─── Task input ───
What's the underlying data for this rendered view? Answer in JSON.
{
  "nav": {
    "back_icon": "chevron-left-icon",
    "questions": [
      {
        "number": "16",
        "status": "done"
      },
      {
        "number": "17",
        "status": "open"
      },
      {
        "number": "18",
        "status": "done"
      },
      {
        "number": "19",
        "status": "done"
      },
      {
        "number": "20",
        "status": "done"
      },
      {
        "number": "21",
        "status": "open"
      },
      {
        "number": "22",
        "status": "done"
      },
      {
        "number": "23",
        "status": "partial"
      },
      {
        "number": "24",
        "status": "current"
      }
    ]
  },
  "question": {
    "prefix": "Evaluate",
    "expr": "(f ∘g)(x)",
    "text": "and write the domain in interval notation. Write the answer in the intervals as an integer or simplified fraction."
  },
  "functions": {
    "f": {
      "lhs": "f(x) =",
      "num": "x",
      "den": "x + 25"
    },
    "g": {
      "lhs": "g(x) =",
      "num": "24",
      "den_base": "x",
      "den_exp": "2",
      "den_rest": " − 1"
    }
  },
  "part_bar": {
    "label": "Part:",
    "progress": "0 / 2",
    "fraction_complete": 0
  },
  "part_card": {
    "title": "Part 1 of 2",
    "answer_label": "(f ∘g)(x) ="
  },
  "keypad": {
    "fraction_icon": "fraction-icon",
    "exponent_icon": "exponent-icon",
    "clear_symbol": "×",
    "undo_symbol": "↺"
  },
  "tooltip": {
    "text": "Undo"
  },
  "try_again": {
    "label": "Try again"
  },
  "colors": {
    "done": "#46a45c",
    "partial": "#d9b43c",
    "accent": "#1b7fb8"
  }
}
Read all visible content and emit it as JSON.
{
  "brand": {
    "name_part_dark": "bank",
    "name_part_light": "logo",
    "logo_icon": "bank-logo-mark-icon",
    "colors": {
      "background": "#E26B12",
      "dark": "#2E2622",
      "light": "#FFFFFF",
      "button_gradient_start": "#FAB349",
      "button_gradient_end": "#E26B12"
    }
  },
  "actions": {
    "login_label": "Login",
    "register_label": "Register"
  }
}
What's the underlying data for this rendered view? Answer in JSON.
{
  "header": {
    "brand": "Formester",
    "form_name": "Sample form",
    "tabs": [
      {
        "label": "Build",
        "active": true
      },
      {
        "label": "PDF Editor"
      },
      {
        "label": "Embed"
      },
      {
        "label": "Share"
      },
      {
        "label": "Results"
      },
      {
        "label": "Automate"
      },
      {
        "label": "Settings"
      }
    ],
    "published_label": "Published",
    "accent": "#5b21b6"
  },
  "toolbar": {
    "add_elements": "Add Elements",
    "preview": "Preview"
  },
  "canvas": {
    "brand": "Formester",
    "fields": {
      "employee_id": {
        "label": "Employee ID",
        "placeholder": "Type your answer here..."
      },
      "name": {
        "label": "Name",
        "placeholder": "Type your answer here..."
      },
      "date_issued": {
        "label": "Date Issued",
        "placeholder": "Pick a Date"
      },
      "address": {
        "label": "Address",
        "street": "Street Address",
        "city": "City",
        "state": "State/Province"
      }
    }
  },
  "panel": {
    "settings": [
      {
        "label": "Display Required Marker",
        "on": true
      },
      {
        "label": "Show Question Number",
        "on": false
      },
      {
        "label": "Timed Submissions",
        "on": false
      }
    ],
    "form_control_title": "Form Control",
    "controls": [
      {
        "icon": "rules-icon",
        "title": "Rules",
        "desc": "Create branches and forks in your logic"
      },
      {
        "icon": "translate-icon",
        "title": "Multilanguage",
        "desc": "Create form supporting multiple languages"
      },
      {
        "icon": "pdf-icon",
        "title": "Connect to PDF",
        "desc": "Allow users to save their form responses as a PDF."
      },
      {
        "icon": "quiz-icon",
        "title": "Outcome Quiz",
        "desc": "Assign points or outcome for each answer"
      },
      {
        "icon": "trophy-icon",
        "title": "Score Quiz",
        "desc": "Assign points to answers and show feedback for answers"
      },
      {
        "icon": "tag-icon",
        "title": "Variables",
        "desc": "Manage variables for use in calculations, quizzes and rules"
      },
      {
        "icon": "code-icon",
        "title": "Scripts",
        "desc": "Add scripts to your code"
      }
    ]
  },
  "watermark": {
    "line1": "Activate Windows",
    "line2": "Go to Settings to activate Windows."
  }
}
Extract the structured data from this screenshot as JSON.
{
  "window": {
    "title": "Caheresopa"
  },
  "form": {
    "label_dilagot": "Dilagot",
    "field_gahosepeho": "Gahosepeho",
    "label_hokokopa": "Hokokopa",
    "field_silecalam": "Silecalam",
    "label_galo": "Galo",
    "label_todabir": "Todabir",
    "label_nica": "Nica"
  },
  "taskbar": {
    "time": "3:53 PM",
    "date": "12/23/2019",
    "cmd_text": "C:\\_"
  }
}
───
(Instruction):
Extract exactly the lines between the line containing "Extract the structured" and the end of the data, including both.

(Output for this task):
Extract the structured data from this screenshot as JSON.
{
  "window": {
    "title": "Caheresopa"
  },
  "form": {
    "label_dilagot": "Dilagot",
    "field_gahosepeho": "Gahosepeho",
    "label_hokokopa": "Hokokopa",
    "field_silecalam": "Silecalam",
    "label_galo": "Galo",
    "label_todabir": "Todabir",
    "label_nica": "Nica"
  },
  "taskbar": {
    "time": "3:53 PM",
    "date": "12/23/2019",
    "cmd_text": "C:\\_"
  }
}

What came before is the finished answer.